──────── Selection

JavaScript

Adding pause, resume and filter feature to File Walker

In last tutorial we’d learned how to create node.js module using exports statement and converted our FileWalker class into module. Now we’ll further extend our FileWlaker class by adding the pause and resume functionality. We’ll also add two methods filterDir and filterFile to filter out directories and files for inclusion or exclusion.

Following code is the skeleton of our FileWalker module:

class FileWalker extends EventEmitter {
 constructor () {}
 filterDir   () {}
 filterFile  () {}
 start       () {}
 pause       () {}
 resume      () {}
 next        () {}
}

Lets start with the constructor method. The constructor method is a special method which initializes automatically when an object created within a class. For example, var walker = new FileWalker(path,true);  created a new FileWalker object,the path and true values are passes to constructor method so you don’t need to call constructor method separately. Let’s explorer the each method one by one.

Constructor

The FileWalker constructor method accept two parameters:

  • path : the initial path of a directory which you want to scan recursively
  • debug: to enable debugging in the code. You can provide any value.
constructor (entry,debug){
 super();
 this.isPaused = false;
 this.queue = [];
 this.debug = debug ? true : false;
 this.filter_dir = () => false;
 this.filter_file = () => false;
 this.start(entry); 
}

Properties of constructor method

We’ll not directly change the properties value

this.isPaused holds the current status for our Duplicate File Finder app, the default value is false and will be true if paused. To change its value we’ll use pause() and resume() methods.

────────────────

• Problem 1: In the File Walker tutorial, what is the default value of this.isPaused?
• Problem 2: Name every method in the skeleton of the FileWalker module shown in the File Walker tutorial.
• Problem 3: Shorten the paragraph of the File Walker tutorial that begins "In last tutorial" and keep its main facts.

──────── Data listing

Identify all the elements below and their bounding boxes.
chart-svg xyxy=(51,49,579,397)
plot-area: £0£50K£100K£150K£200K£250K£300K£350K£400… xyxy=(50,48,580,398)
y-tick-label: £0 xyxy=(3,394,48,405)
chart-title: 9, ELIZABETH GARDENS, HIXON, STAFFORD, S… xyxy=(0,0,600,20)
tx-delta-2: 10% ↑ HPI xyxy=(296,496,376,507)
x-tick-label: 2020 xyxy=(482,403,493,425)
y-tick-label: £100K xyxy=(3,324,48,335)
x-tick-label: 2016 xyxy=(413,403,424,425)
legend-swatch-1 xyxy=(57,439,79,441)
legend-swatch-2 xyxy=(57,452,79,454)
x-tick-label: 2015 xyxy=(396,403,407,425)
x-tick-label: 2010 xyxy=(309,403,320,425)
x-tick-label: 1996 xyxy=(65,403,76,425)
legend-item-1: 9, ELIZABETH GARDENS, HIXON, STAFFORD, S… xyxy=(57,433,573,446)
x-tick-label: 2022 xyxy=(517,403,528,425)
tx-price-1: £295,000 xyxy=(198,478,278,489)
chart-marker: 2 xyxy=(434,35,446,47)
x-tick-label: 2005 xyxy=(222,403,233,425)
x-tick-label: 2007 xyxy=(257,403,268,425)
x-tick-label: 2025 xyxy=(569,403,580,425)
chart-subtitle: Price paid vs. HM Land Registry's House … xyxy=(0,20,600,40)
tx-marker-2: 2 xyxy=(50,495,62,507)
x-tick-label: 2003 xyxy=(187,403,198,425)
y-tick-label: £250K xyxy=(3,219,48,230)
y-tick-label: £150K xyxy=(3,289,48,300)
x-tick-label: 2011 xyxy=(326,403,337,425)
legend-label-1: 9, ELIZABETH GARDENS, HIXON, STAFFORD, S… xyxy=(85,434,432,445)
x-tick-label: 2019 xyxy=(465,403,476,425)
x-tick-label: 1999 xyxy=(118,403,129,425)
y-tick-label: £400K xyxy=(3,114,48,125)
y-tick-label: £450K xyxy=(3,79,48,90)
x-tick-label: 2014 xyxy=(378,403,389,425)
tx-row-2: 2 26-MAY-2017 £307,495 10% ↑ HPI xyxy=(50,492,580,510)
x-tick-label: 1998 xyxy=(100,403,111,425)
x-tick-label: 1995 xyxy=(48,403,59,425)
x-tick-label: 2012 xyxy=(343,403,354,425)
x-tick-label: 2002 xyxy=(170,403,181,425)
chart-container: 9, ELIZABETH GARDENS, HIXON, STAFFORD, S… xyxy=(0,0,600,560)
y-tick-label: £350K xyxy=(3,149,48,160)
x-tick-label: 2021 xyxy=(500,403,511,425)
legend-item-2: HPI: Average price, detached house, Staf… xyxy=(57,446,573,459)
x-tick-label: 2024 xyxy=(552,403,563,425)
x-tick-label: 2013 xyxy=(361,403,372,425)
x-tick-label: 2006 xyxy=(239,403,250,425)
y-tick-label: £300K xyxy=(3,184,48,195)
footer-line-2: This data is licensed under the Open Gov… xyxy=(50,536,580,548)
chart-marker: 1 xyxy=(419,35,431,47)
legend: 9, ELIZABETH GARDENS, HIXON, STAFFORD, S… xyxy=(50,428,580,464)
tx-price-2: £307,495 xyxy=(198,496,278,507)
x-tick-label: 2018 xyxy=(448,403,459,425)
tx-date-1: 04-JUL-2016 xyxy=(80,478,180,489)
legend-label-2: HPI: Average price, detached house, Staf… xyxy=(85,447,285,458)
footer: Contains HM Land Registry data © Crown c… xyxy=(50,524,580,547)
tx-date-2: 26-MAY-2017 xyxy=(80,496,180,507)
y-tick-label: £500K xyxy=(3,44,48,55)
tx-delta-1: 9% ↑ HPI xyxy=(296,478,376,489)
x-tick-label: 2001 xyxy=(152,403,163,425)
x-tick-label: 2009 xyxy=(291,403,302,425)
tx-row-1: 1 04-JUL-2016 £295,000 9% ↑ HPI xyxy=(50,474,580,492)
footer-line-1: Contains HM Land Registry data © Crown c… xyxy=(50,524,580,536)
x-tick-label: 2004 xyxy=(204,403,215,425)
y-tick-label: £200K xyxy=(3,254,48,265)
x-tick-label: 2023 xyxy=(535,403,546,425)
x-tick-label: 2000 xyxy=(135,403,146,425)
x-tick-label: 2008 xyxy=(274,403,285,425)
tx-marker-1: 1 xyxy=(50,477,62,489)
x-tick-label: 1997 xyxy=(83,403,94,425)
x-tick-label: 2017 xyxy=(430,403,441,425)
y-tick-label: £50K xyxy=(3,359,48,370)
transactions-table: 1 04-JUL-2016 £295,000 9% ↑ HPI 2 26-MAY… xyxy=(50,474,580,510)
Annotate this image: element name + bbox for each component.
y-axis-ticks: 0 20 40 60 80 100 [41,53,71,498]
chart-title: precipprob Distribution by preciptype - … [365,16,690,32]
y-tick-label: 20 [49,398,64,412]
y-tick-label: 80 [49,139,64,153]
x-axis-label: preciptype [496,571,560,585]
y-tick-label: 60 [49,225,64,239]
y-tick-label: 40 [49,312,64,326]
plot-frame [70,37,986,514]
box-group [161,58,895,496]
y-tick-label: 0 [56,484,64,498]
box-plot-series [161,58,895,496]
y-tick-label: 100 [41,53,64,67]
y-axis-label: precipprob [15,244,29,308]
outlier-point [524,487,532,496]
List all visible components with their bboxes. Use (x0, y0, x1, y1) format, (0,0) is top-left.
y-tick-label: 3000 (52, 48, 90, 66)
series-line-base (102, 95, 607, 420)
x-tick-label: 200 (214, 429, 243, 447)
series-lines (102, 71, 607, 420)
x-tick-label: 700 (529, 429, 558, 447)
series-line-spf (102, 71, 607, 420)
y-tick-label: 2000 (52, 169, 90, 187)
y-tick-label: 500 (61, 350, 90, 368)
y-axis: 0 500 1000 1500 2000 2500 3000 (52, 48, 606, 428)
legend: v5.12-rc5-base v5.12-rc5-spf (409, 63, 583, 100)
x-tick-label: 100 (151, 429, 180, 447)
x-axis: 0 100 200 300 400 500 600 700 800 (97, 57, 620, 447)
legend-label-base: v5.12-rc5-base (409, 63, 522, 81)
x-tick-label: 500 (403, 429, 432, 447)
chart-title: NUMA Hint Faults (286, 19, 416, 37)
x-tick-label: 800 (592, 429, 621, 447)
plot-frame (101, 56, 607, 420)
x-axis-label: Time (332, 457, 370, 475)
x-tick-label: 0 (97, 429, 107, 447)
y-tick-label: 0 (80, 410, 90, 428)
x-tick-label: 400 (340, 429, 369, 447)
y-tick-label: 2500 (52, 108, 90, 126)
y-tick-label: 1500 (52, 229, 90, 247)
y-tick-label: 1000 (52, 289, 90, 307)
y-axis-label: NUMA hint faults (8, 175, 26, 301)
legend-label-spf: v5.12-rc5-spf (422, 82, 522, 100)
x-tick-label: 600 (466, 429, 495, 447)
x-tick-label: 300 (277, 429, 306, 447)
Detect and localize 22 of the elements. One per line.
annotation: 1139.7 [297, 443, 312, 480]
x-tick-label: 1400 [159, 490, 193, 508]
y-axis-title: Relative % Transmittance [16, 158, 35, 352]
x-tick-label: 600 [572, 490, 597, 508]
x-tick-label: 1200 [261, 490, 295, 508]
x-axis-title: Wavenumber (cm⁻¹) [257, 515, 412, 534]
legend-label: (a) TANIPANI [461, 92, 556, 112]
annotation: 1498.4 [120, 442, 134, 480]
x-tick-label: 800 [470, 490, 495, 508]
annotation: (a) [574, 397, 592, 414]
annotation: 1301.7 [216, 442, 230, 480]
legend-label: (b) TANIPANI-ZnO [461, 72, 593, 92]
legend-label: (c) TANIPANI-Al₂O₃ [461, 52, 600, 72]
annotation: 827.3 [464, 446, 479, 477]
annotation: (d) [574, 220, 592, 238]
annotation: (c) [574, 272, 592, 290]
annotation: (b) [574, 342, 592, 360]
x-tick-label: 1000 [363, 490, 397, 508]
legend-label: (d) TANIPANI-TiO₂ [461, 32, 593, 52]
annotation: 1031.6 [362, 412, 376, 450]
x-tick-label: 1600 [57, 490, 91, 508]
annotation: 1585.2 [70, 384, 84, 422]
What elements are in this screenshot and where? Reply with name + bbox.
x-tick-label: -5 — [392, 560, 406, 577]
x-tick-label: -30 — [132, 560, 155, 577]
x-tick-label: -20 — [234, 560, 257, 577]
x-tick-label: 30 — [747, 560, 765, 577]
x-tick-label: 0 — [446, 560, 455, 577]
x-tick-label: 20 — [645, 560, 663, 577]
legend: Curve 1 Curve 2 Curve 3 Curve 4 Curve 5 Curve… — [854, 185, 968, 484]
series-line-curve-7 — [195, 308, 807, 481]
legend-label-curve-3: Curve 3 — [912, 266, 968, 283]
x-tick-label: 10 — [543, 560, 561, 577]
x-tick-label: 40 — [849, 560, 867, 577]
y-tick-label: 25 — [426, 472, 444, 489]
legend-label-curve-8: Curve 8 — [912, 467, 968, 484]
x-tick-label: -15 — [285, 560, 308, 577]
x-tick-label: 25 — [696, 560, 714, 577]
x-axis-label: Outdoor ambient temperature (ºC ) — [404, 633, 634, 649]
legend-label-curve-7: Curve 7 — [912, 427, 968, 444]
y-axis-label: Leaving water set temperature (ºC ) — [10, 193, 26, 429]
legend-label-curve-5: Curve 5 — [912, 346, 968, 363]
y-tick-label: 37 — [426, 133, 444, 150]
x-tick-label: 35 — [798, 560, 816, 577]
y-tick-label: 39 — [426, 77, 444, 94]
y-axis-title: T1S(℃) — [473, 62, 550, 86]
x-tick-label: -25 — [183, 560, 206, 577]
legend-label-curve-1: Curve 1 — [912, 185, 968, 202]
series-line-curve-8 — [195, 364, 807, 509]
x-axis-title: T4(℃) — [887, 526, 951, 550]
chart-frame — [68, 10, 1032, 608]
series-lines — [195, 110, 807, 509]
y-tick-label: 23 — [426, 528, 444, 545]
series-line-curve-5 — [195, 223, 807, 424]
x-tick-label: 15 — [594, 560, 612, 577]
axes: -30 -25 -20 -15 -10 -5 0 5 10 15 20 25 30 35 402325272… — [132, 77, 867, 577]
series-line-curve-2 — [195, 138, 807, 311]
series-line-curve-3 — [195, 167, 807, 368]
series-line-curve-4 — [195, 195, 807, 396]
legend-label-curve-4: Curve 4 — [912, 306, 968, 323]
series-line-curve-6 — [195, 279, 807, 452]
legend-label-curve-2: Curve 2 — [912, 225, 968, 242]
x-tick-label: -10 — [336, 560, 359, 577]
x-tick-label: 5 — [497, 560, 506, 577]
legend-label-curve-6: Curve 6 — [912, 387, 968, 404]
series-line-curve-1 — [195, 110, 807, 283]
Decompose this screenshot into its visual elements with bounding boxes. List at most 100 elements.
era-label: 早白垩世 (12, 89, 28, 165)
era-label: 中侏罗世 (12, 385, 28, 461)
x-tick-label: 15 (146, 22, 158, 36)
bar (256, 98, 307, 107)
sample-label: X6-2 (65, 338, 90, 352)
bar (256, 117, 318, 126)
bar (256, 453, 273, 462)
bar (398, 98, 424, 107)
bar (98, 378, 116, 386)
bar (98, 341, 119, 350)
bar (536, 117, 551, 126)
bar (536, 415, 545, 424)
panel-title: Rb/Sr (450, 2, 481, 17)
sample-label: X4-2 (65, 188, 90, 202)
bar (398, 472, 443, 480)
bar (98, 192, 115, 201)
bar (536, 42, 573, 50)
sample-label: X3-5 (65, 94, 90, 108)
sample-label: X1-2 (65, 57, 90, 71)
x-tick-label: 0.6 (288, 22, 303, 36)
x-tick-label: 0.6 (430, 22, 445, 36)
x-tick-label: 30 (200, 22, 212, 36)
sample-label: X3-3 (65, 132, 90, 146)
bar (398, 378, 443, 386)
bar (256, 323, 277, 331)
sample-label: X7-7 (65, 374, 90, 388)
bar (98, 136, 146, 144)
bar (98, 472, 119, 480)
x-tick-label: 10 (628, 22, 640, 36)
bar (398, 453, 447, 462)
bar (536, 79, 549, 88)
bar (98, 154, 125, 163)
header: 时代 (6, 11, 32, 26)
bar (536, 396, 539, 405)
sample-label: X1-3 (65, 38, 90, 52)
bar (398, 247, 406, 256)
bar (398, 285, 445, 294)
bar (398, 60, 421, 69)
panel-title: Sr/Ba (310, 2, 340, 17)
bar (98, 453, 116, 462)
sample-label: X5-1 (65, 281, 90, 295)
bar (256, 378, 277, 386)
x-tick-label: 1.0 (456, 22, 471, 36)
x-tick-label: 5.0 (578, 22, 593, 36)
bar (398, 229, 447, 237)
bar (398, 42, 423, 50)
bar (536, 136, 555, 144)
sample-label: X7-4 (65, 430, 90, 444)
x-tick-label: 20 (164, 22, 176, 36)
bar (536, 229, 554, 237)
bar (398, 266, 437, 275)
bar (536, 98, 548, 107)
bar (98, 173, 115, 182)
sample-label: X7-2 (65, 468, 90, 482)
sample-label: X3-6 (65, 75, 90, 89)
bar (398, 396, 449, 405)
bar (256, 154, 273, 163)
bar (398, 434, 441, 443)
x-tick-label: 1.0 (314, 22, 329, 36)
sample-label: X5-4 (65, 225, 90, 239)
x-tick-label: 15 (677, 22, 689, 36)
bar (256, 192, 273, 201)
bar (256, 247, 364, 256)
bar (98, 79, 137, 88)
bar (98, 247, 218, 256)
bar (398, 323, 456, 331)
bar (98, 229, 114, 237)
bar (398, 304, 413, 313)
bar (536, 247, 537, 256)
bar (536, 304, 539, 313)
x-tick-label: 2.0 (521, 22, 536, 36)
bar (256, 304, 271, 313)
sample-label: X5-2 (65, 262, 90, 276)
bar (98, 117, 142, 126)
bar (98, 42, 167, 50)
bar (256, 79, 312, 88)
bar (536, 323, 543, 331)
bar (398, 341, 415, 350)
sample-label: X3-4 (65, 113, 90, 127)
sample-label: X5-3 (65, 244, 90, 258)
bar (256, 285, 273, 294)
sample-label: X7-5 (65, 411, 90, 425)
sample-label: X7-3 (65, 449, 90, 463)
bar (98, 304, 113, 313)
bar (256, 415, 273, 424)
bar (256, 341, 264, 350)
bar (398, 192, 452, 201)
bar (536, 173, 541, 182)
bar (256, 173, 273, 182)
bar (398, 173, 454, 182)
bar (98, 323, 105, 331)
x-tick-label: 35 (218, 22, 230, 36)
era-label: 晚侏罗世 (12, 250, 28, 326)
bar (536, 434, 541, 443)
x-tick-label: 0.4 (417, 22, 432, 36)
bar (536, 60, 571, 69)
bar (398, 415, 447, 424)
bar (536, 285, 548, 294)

────────────────

• Output 1: false

• Output 2: constructor, filterDir, filterFile, start, pause, resume, next

• Output 3: The previous tutorial used the exports statement to make the FileWalker class a node.js module. This one adds pause and resume functionality to the class, along with two methods, filterDir and filterFile, for including or excluding directories and files.